Go through the entries below and pick out every line with "arrow".

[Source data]
--- Start ---
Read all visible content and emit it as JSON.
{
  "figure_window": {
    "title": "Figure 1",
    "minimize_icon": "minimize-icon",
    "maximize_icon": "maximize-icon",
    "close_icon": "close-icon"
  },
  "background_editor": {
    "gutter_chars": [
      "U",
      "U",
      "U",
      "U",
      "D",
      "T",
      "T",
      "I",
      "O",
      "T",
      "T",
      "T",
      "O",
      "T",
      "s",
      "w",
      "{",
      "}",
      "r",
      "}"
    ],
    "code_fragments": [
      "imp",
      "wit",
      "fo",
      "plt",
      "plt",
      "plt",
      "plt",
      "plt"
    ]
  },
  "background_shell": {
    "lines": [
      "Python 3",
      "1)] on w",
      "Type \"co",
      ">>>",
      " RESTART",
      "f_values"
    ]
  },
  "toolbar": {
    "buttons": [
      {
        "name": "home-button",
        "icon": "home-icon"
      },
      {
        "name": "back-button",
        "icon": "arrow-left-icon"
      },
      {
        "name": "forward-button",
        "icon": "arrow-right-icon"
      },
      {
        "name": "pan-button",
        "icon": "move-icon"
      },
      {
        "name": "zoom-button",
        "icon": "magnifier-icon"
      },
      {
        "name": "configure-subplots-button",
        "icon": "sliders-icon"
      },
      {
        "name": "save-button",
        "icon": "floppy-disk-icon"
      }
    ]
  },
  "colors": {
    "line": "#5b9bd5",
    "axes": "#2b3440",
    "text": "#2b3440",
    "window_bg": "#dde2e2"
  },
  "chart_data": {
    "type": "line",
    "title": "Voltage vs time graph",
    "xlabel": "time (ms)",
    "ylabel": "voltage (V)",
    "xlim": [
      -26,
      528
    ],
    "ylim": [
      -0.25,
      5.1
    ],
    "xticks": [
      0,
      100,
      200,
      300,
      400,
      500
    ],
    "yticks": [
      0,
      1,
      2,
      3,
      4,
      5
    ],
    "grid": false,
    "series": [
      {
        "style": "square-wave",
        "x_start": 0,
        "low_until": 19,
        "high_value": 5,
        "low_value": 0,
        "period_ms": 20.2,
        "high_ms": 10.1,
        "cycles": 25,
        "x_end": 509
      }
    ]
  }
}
--- End ---
▶ RIGHT ANSWER:
        "icon": "arrow-left-icon"
        "icon": "arrow-right-icon"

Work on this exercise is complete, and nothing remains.